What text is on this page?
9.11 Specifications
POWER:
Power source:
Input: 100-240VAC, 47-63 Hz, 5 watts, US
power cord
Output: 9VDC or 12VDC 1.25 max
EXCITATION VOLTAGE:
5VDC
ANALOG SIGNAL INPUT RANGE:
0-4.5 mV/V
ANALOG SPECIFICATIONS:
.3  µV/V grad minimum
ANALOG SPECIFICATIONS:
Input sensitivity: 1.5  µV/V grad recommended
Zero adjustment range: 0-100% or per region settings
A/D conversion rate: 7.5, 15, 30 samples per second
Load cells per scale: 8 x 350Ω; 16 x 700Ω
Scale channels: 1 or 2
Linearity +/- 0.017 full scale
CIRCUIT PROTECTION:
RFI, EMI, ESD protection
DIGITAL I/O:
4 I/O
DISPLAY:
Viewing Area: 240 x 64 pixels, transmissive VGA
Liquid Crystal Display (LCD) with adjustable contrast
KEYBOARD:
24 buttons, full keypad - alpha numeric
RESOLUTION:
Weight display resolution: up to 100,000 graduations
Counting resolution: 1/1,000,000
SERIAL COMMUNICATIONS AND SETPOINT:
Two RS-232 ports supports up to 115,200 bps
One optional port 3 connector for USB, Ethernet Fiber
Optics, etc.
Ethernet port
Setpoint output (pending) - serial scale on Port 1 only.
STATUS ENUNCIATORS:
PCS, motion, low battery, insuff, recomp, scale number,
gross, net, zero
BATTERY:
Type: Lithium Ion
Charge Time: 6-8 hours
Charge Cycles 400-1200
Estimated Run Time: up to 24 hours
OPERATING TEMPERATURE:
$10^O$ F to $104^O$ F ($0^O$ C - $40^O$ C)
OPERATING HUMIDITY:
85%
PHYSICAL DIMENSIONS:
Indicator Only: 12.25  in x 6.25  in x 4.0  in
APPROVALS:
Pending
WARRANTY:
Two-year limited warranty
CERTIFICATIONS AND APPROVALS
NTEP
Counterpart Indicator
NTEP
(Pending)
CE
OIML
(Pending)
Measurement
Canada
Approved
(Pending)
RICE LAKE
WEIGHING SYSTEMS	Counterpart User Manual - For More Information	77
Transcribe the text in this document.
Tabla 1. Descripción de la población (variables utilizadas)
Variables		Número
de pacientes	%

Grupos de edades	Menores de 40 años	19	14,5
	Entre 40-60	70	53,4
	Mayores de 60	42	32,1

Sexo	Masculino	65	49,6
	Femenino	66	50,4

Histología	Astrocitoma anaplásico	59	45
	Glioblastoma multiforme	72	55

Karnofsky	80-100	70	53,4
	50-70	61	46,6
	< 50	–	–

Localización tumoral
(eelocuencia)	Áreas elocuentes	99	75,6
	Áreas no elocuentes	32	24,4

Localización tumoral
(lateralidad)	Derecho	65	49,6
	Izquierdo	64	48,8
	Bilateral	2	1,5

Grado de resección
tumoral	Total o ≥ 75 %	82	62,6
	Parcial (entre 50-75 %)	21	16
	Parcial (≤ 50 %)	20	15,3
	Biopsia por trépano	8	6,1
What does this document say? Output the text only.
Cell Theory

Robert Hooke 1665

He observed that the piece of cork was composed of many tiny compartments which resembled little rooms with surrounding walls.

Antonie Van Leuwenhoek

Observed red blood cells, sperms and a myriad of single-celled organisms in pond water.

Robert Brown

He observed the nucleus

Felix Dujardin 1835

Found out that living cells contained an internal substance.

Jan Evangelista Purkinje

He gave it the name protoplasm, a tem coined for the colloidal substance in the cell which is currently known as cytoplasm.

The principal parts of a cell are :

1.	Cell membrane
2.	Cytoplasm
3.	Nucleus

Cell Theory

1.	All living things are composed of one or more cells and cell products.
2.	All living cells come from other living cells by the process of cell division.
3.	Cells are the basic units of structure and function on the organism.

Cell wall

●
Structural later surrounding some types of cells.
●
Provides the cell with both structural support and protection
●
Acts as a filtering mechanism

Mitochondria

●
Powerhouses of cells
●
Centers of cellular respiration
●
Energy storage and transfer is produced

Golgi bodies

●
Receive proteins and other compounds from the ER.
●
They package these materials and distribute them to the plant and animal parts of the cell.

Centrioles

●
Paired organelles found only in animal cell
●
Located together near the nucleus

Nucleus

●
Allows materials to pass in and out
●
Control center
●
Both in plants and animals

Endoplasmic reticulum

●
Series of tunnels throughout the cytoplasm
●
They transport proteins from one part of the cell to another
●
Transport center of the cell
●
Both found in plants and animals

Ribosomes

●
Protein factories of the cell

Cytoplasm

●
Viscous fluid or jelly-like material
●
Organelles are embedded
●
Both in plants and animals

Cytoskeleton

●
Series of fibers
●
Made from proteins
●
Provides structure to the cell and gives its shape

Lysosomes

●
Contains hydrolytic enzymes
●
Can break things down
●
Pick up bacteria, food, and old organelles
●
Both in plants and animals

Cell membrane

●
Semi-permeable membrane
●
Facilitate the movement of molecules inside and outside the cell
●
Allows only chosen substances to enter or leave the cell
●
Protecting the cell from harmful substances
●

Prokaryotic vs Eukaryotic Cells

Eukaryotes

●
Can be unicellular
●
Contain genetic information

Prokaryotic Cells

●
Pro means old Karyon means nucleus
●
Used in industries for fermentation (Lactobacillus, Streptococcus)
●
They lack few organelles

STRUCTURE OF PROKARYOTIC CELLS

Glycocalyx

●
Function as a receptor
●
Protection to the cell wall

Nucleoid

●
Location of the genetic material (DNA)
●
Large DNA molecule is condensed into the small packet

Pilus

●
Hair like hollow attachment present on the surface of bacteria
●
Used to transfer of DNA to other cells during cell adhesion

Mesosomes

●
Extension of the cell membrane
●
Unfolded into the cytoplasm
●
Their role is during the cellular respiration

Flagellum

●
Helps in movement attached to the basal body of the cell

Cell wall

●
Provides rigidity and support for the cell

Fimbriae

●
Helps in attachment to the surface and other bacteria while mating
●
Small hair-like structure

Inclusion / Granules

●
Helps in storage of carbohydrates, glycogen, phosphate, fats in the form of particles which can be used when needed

★ ★ ★ ★

### What you will do
What is the number of lines in the data that hold the word "full"? Reply with that number and nothing else.

### Task output
2